-- Source excerpt --
_____

In make an extraordinary effort (and in other posts), Eliezer talks about how uncommon goals require uncommon means. He also notes that people seem incredibly unwilling to consider these unusual routes:
Even so, I think that we could do with more appreciation of the virtue "make an extraordinary effort". I've lost count of how many people have said to me something like: "It's futile to work on Friendly AI, because the first AIs will be built by powerful corporations and they will only care about maximizing profits." "It's futile to work on Friendly AI, the first AIs will be built by the military as weapons." And I'm standing there thinking: Does it even occur to them that this might be a time to try for something other than the default outcome? They and I have different basic assumptions about how this whole AI thing works, to be sure; but if I believed what they believed, I wouldn't be shrugging and going on my way.

_____

-- Exercises to complete --
1. In the passage about making an extraordinary effort, who does one of the quoted objections say will build the first AIs, besides powerful corporations?
2. Carry on the passage about making an extraordinary effort, starting after its final sentence.
The records have no connection to the passage about making an extraordinary effort.

[Listings of boxed layout items]
_____

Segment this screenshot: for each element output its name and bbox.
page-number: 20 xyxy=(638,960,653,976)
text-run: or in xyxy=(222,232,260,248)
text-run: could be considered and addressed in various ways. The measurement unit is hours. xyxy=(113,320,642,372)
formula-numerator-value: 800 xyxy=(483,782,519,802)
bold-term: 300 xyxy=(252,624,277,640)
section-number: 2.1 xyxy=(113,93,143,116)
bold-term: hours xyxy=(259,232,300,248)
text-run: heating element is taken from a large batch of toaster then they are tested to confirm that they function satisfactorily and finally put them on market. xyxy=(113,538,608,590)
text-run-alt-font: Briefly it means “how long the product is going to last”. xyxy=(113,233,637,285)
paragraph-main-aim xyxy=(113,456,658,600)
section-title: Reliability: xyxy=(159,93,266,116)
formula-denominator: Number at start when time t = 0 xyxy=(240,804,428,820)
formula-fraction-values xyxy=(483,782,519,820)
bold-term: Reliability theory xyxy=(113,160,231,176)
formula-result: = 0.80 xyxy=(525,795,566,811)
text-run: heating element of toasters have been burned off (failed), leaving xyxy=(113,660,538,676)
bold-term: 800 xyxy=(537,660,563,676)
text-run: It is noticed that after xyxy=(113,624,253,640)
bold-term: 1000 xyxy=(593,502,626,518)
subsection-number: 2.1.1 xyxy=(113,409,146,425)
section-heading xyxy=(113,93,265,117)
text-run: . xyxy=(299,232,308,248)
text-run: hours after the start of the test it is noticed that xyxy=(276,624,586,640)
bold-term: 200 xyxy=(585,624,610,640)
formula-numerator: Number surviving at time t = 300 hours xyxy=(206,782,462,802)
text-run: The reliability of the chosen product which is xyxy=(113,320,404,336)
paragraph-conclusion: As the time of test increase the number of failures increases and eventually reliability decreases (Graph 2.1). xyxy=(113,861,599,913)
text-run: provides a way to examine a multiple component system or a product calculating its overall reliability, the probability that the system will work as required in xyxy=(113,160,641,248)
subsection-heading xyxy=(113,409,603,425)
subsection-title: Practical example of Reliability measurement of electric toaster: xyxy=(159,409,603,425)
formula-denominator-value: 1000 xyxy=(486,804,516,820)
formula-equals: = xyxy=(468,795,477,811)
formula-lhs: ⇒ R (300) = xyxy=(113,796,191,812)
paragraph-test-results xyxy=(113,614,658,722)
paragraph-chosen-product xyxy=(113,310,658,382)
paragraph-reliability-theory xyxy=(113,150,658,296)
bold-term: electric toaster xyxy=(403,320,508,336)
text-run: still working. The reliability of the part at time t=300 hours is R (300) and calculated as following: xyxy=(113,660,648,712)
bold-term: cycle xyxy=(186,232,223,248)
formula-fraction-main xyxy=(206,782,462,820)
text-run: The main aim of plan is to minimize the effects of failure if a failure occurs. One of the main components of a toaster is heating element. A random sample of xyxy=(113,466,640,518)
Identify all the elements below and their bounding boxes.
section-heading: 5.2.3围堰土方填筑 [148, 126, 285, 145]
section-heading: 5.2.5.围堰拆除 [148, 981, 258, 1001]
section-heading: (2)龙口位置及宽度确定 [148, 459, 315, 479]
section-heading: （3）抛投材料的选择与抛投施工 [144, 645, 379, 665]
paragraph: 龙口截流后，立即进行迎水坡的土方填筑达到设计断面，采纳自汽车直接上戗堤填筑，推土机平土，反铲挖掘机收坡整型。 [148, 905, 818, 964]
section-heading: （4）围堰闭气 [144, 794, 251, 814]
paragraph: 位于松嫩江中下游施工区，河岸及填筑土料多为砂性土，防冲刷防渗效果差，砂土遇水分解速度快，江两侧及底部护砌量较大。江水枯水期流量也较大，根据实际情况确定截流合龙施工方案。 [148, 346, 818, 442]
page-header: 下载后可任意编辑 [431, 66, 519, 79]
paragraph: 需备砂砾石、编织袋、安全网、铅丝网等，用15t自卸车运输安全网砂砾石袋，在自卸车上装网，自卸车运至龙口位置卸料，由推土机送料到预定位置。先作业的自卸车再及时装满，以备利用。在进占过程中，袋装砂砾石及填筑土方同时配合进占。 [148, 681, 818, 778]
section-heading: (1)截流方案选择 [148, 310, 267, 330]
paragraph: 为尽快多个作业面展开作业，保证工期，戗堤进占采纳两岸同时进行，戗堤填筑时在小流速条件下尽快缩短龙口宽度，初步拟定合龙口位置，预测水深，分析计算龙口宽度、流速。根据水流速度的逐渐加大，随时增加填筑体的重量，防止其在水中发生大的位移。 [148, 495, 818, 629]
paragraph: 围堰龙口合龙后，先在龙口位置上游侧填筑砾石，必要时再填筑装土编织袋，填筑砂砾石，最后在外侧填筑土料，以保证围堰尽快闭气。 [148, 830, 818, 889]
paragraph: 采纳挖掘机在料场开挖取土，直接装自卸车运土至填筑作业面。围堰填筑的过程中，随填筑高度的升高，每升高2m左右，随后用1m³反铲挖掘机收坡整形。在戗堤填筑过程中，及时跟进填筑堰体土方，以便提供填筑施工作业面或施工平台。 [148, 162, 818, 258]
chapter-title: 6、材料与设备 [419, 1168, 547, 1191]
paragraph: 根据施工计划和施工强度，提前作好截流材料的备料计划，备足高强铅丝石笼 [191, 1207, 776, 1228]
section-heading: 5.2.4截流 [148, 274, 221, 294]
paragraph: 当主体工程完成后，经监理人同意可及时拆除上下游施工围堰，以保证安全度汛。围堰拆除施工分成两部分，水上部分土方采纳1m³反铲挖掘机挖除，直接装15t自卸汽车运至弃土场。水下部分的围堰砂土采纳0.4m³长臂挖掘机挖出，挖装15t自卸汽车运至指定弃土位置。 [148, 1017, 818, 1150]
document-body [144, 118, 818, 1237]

_____

-- Responses to the tasks --
1. The military, as weapons.

2.
I once talked to someone from China, who said that starting an organization like MIRI would be inconceivable there, because of the immense pressure to achieve traditional success. It's possible (this person continued) to start a charity, or to become a researcher, or to do other things which on the surface appear to be going after something other than money/status/power. But in some very solid way, these are just different ways to go about getting money/status/power (in a way that's not true in the West). If everyone around you is so hooked into the system, it's hard to really have thoughts that go in any other direction. Your peers and your parents will be on your case to justify your career moves.
I note that starting an organization like MIRI seems pretty inconceivable in America, too, and really what it takes is for a committed group of people to make an effort. But I think the point stands -- there's probably a degree of difference between America and China in this respect. For one thing, America has a start-up culture which is not present in a lot of other places. And from what I've heard, Chinese parents exert a lot more pressure on their children's life choices (career, spouse, etc) than American parents, which would have the claimed effect.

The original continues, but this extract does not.